### INSTRUCTIONS FOR THE TASK
Reproduce every line of the items below word for word, leaving out the pictures.

### GIVEN RECORDS
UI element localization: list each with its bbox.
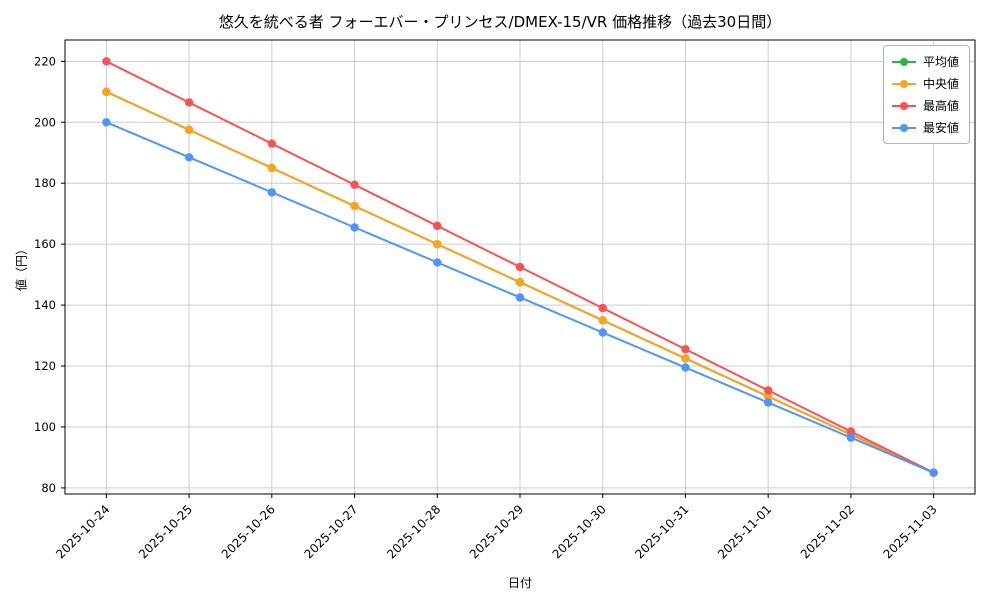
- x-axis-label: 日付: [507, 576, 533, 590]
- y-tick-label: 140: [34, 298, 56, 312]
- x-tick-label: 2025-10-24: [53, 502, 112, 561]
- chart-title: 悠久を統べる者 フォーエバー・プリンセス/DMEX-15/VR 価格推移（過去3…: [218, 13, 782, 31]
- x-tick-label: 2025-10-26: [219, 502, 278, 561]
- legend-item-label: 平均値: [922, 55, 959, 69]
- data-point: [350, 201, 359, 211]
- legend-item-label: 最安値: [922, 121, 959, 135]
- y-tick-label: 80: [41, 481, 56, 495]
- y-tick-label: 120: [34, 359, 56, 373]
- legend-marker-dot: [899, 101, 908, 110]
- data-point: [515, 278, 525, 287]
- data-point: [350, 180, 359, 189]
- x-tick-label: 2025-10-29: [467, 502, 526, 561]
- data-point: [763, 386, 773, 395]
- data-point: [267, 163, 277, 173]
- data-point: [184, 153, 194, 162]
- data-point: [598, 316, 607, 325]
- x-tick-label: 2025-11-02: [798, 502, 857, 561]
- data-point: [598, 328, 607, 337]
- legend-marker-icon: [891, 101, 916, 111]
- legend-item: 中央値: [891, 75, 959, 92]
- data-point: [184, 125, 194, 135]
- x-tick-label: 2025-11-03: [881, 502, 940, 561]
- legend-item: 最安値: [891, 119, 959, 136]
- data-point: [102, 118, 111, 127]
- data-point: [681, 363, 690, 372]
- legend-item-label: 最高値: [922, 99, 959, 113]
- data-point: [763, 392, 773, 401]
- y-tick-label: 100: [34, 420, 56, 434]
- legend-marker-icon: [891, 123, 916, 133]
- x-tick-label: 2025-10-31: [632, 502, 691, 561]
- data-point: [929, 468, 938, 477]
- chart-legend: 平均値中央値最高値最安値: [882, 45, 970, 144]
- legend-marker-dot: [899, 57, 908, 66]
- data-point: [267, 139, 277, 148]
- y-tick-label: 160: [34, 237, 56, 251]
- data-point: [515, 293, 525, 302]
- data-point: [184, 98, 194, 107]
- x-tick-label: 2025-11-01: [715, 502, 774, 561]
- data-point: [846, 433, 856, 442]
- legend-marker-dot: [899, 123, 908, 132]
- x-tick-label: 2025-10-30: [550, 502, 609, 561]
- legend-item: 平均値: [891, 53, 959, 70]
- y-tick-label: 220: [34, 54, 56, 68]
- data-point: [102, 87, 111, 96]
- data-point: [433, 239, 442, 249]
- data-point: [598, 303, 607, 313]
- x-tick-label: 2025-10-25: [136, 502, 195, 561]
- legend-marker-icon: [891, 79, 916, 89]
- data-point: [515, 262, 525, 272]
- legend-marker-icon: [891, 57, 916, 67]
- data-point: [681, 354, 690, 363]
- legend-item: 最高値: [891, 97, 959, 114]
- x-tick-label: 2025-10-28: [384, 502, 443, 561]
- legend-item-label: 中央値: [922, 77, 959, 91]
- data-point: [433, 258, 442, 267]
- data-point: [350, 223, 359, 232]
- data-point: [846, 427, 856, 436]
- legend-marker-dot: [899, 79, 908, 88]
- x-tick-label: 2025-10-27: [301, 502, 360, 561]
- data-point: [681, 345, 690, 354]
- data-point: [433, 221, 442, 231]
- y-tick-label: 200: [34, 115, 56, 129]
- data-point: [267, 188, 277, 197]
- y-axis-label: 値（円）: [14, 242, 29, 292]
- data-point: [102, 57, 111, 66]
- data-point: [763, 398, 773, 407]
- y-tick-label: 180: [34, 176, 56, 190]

### COMPLETE RESPONSE
UI element localization: list each with its bbox.
- x-axis-label: 日付: [507, 576, 533, 590]
- y-tick-label: 140: [34, 298, 56, 312]
- x-tick-label: 2025-10-24: [53, 502, 112, 561]
- chart-title: 悠久を統べる者 フォーエバー・プリンセス/DMEX-15/VR 価格推移（過去3…: [218, 13, 782, 31]
- x-tick-label: 2025-10-26: [219, 502, 278, 561]
- legend-item-label: 平均値: [922, 55, 959, 69]
- data-point: [350, 201, 359, 211]
- legend-item-label: 最安値: [922, 121, 959, 135]
- y-tick-label: 80: [41, 481, 56, 495]
- y-tick-label: 120: [34, 359, 56, 373]
- legend-marker-dot: [899, 101, 908, 110]
- data-point: [515, 278, 525, 287]
- data-point: [350, 180, 359, 189]
- x-tick-label: 2025-10-29: [467, 502, 526, 561]
- data-point: [763, 386, 773, 395]
- data-point: [267, 163, 277, 173]
- data-point: [184, 153, 194, 162]
- data-point: [598, 316, 607, 325]
- x-tick-label: 2025-11-02: [798, 502, 857, 561]
- data-point: [598, 328, 607, 337]
- legend-marker-icon: [891, 101, 916, 111]
- legend-item: 中央値: [891, 75, 959, 92]
- data-point: [184, 125, 194, 135]
- x-tick-label: 2025-11-03: [881, 502, 940, 561]
- legend-item: 最安値: [891, 119, 959, 136]
- data-point: [102, 118, 111, 127]
- data-point: [681, 363, 690, 372]
- legend-item-label: 最高値: [922, 99, 959, 113]
- data-point: [763, 392, 773, 401]
- y-tick-label: 100: [34, 420, 56, 434]
- legend-marker-icon: [891, 123, 916, 133]
- x-tick-label: 2025-10-31: [632, 502, 691, 561]
- data-point: [929, 468, 938, 477]
- chart-legend: 平均値中央値最高値最安値: [882, 45, 970, 144]
- legend-marker-dot: [899, 57, 908, 66]
- data-point: [267, 139, 277, 148]
- y-tick-label: 160: [34, 237, 56, 251]
- data-point: [515, 293, 525, 302]
- data-point: [184, 98, 194, 107]
- x-tick-label: 2025-11-01: [715, 502, 774, 561]
- data-point: [846, 433, 856, 442]
- legend-marker-dot: [899, 123, 908, 132]
- x-tick-label: 2025-10-30: [550, 502, 609, 561]
- legend-item: 平均値: [891, 53, 959, 70]
- y-tick-label: 220: [34, 54, 56, 68]
- data-point: [102, 87, 111, 96]
- data-point: [433, 239, 442, 249]
- data-point: [598, 303, 607, 313]
- x-tick-label: 2025-10-25: [136, 502, 195, 561]
- legend-marker-icon: [891, 79, 916, 89]
- data-point: [515, 262, 525, 272]
- legend-marker-icon: [891, 57, 916, 67]
- data-point: [681, 354, 690, 363]
- legend-item: 最高値: [891, 97, 959, 114]
- x-tick-label: 2025-10-28: [384, 502, 443, 561]
- legend-item-label: 中央値: [922, 77, 959, 91]
- data-point: [433, 258, 442, 267]
- data-point: [350, 223, 359, 232]
- data-point: [846, 427, 856, 436]
- legend-marker-dot: [899, 79, 908, 88]
- x-tick-label: 2025-10-27: [301, 502, 360, 561]
- data-point: [681, 345, 690, 354]
- data-point: [433, 221, 442, 231]
- y-tick-label: 200: [34, 115, 56, 129]
- data-point: [267, 188, 277, 197]
- y-axis-label: 値（円）: [14, 242, 29, 292]
- data-point: [102, 57, 111, 66]
- data-point: [763, 398, 773, 407]
- y-tick-label: 180: [34, 176, 56, 190]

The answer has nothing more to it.